## What to work on
Extract all records. Keep each one exact.

[A run of records]
========================================================================

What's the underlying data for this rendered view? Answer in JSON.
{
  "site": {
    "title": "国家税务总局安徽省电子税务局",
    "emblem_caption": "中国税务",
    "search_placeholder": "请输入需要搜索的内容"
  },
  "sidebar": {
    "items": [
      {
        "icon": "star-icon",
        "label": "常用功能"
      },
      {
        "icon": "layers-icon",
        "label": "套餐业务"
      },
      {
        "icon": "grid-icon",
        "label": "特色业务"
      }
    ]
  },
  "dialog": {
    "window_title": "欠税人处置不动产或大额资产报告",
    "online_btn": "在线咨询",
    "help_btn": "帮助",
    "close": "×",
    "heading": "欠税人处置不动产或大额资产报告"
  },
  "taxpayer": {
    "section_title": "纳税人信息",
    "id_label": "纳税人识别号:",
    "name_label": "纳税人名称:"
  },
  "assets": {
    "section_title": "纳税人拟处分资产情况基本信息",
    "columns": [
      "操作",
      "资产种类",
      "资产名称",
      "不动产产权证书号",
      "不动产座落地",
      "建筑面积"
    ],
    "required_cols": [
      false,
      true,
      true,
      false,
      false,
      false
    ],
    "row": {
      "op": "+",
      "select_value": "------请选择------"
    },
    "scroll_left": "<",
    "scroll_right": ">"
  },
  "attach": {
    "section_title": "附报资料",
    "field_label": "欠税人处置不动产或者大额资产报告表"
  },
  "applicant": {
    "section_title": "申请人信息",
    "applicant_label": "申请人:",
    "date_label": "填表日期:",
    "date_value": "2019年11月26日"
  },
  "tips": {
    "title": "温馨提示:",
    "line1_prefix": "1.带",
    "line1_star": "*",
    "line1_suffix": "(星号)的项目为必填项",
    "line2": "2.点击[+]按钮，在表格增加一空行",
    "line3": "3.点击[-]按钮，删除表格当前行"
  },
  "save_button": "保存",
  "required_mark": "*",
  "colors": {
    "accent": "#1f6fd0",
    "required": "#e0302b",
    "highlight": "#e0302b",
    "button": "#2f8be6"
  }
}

========================================================================

## Solution to this problem
What's the underlying data for this rendered view? Answer in JSON.
{
  "site": {
    "title": "国家税务总局安徽省电子税务局",
    "emblem_caption": "中国税务",
    "search_placeholder": "请输入需要搜索的内容"
  },
  "sidebar": {
    "items": [
      {
        "icon": "star-icon",
        "label": "常用功能"
      },
      {
        "icon": "layers-icon",
        "label": "套餐业务"
      },
      {
        "icon": "grid-icon",
        "label": "特色业务"
      }
    ]
  },
  "dialog": {
    "window_title": "欠税人处置不动产或大额资产报告",
    "online_btn": "在线咨询",
    "help_btn": "帮助",
    "close": "×",
    "heading": "欠税人处置不动产或大额资产报告"
  },
  "taxpayer": {
    "section_title": "纳税人信息",
    "id_label": "纳税人识别号:",
    "name_label": "纳税人名称:"
  },
  "assets": {
    "section_title": "纳税人拟处分资产情况基本信息",
    "columns": [
      "操作",
      "资产种类",
      "资产名称",
      "不动产产权证书号",
      "不动产座落地",
      "建筑面积"
    ],
    "required_cols": [
      false,
      true,
      true,
      false,
      false,
      false
    ],
    "row": {
      "op": "+",
      "select_value": "------请选择------"
    },
    "scroll_left": "<",
    "scroll_right": ">"
  },
  "attach": {
    "section_title": "附报资料",
    "field_label": "欠税人处置不动产或者大额资产报告表"
  },
  "applicant": {
    "section_title": "申请人信息",
    "applicant_label": "申请人:",
    "date_label": "填表日期:",
    "date_value": "2019年11月26日"
  },
  "tips": {
    "title": "温馨提示:",
    "line1_prefix": "1.带",
    "line1_star": "*",
    "line1_suffix": "(星号)的项目为必填项",
    "line2": "2.点击[+]按钮，在表格增加一空行",
    "line3": "3.点击[-]按钮，删除表格当前行"
  },
  "save_button": "保存",
  "required_mark": "*",
  "colors": {
    "accent": "#1f6fd0",
    "required": "#e0302b",
    "highlight": "#e0302b",
    "button": "#2f8be6"
  }
}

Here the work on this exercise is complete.